## Start

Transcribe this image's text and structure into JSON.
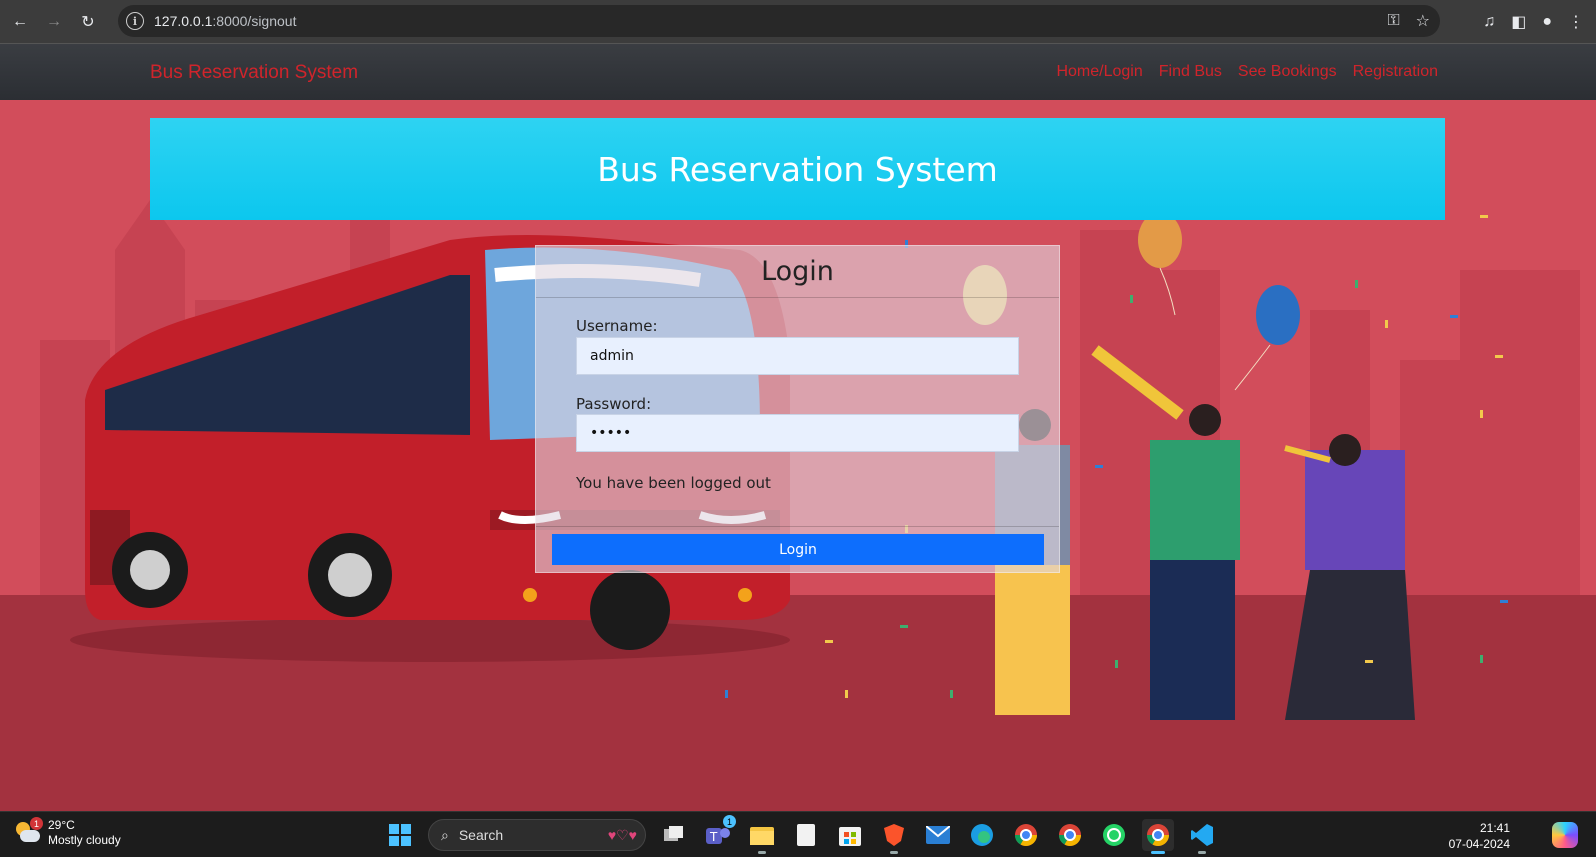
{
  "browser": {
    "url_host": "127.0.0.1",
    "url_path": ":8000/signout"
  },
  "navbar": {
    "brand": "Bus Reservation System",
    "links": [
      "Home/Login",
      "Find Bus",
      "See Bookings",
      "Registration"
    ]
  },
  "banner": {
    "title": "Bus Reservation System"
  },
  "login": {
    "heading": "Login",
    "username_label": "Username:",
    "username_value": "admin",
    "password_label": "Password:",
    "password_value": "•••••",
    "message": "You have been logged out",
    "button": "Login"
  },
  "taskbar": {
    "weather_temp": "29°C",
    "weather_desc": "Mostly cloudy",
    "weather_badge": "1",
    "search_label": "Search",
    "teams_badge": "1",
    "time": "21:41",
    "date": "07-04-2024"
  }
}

## End

Problem to solve — Without the pictures, extract every entry verbatim.

Solved problem —
Transcribe this image's text and structure into JSON.
{
  "browser": {
    "url_host": "127.0.0.1",
    "url_path": ":8000/signout"
  },
  "navbar": {
    "brand": "Bus Reservation System",
    "links": [
      "Home/Login",
      "Find Bus",
      "See Bookings",
      "Registration"
    ]
  },
  "banner": {
    "title": "Bus Reservation System"
  },
  "login": {
    "heading": "Login",
    "username_label": "Username:",
    "username_value": "admin",
    "password_label": "Password:",
    "password_value": "•••••",
    "message": "You have been logged out",
    "button": "Login"
  },
  "taskbar": {
    "weather_temp": "29°C",
    "weather_desc": "Mostly cloudy",
    "weather_badge": "1",
    "search_label": "Search",
    "teams_badge": "1",
    "time": "21:41",
    "date": "07-04-2024"
  }
}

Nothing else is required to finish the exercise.